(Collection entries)
----------

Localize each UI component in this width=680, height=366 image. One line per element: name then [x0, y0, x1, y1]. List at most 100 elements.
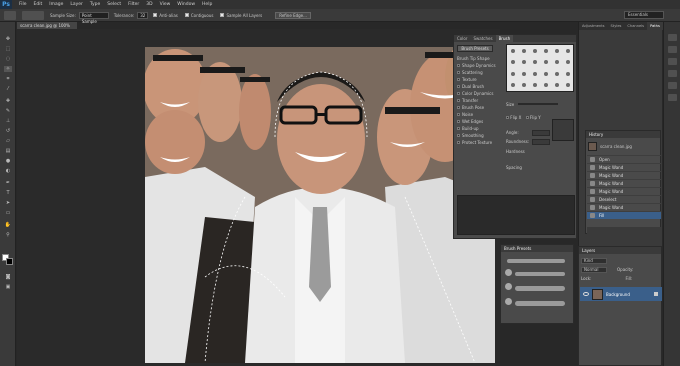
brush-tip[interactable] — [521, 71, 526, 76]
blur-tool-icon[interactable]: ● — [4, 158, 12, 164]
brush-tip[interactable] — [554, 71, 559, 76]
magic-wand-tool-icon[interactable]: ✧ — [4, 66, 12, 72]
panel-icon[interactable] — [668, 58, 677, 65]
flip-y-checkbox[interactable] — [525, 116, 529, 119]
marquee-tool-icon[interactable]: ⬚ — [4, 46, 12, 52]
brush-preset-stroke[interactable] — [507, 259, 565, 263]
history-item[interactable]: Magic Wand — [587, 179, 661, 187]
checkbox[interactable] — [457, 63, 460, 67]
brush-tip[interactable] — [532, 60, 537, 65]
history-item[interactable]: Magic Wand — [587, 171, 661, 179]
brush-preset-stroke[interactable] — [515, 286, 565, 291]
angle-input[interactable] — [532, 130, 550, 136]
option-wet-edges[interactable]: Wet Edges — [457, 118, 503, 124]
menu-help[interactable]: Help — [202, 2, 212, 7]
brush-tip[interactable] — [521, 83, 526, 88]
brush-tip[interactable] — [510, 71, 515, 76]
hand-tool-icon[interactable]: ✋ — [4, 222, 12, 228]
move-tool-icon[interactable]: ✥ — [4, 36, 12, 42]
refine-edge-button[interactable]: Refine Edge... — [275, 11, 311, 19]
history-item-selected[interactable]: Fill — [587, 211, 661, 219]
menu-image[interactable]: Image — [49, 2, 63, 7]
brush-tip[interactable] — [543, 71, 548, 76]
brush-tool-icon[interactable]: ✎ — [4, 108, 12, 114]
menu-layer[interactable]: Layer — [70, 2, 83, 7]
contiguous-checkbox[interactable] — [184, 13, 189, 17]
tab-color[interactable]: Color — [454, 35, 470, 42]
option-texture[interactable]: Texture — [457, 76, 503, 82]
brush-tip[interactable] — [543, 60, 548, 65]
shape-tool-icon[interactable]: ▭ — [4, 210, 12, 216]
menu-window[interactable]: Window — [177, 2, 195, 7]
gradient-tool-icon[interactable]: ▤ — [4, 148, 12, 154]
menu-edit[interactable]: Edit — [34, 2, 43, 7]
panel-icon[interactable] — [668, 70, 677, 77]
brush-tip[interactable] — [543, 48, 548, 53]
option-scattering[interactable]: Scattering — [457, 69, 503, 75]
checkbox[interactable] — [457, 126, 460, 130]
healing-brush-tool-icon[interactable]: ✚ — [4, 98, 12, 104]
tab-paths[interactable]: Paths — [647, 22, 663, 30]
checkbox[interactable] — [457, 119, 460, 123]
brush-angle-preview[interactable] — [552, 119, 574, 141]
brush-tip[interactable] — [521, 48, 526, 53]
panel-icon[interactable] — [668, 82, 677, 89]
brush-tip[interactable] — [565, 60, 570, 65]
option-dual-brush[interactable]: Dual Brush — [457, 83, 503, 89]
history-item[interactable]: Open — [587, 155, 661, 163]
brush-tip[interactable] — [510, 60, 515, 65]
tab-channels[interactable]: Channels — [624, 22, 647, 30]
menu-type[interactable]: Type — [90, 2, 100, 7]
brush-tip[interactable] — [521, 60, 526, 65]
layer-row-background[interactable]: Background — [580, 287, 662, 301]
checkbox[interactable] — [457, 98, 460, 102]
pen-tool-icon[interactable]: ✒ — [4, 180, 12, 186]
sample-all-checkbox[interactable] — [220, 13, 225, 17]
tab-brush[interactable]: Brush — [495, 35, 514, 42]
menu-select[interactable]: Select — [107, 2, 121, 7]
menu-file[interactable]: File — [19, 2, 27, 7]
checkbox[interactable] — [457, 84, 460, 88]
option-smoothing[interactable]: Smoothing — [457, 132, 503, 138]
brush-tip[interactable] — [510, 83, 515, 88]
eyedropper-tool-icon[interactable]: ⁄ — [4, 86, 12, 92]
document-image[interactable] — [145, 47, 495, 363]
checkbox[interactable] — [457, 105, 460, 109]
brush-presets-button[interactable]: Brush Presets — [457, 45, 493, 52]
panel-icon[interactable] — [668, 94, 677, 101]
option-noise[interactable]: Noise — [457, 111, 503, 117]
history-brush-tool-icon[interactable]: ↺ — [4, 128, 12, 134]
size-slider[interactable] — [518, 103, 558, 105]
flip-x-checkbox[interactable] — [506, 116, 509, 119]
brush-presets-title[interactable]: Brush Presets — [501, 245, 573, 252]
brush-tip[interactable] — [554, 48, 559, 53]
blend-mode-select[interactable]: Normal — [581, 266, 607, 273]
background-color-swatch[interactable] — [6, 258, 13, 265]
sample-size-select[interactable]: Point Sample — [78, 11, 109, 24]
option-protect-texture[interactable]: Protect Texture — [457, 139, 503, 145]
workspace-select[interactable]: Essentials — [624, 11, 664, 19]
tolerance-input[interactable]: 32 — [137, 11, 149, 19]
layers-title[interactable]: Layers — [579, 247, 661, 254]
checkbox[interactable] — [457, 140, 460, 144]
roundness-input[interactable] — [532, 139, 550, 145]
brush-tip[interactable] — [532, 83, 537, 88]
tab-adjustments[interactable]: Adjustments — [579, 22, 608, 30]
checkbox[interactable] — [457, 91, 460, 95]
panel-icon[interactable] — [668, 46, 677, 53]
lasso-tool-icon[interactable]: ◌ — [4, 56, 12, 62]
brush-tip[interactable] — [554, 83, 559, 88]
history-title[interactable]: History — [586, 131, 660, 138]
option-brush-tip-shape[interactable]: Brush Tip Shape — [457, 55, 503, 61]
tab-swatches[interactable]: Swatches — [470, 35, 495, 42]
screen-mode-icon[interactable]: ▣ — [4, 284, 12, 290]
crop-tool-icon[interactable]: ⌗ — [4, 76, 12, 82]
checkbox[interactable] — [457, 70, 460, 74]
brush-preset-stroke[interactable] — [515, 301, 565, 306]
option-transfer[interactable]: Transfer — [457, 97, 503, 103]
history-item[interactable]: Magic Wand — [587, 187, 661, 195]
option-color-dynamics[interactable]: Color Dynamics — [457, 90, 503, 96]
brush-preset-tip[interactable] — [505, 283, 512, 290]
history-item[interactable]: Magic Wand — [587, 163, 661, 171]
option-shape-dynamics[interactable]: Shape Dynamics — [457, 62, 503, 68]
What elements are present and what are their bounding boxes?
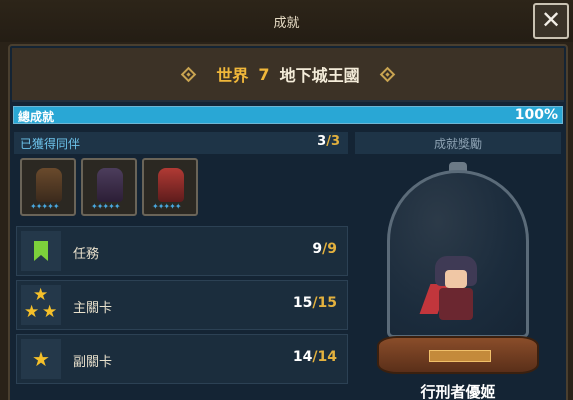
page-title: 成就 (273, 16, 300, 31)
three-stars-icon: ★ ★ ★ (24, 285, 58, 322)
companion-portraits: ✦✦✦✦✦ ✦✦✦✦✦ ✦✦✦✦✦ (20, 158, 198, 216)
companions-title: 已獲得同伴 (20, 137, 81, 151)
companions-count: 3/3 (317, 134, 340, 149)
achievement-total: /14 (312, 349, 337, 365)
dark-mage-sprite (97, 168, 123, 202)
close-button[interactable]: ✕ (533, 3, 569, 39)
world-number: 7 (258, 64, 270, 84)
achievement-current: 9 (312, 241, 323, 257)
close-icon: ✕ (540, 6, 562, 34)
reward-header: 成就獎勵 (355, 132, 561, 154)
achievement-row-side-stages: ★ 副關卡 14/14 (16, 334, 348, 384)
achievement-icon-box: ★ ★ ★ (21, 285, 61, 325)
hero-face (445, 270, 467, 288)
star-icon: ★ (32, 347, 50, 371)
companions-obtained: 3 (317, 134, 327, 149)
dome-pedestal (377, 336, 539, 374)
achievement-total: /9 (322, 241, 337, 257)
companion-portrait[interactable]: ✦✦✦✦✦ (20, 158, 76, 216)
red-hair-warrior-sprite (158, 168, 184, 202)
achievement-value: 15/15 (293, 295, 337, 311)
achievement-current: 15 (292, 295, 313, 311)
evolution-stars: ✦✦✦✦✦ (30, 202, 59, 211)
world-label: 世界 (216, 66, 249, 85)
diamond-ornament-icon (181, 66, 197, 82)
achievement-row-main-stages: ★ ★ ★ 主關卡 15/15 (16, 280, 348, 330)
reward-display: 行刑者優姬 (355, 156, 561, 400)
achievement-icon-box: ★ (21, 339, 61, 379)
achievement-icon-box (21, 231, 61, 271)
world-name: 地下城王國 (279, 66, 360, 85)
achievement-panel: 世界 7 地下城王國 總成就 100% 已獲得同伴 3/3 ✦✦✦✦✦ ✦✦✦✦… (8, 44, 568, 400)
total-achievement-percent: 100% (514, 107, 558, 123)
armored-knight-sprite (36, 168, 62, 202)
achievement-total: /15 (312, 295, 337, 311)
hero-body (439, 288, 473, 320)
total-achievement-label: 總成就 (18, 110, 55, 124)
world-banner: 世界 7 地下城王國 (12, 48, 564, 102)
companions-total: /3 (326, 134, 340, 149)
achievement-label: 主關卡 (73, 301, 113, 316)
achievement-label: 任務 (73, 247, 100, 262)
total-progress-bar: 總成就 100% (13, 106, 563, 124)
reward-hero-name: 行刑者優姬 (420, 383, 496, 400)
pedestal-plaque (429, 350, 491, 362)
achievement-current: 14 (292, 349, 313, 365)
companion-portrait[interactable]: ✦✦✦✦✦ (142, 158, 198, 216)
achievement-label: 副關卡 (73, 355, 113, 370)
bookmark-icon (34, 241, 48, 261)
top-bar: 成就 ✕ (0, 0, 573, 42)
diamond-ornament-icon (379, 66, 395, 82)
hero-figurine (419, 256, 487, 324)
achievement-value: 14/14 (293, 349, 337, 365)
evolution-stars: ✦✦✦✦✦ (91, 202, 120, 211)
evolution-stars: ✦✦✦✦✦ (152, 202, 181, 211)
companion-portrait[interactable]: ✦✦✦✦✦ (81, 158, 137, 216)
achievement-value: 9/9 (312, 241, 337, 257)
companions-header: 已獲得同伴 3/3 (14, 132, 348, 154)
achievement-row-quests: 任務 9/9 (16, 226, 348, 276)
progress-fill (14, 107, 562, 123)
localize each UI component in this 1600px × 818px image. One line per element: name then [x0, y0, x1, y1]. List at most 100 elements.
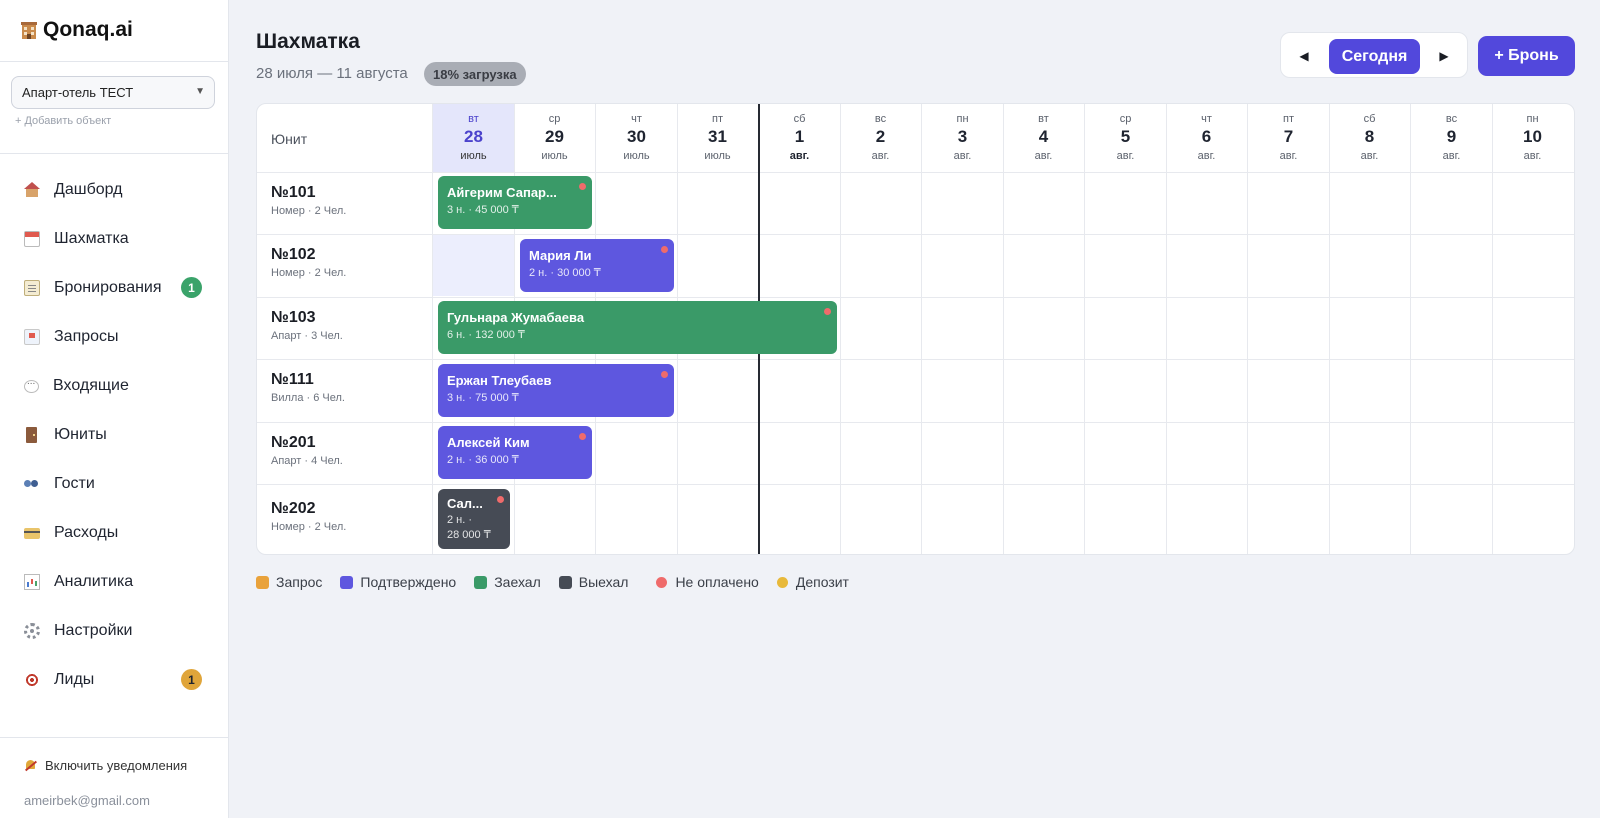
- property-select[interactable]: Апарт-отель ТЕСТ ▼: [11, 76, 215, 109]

----------

STATED PROBLEM — Write out the lines of the material from the one containing "brush-tip[interactable] — [521, 71, 526, 76]" through the one containing "flip-y-checkbox[interactable] — [525, 116, 529, 119]", exactly as they appear, including both of those lines.

SOLVED PROBLEM —
brush-tip[interactable] — [521, 71, 526, 76]
blur-tool-icon[interactable]: ● — [4, 158, 12, 164]
brush-tip[interactable] — [554, 71, 559, 76]
magic-wand-tool-icon[interactable]: ✧ — [4, 66, 12, 72]
panel-icon[interactable] — [668, 58, 677, 65]
flip-y-checkbox[interactable] — [525, 116, 529, 119]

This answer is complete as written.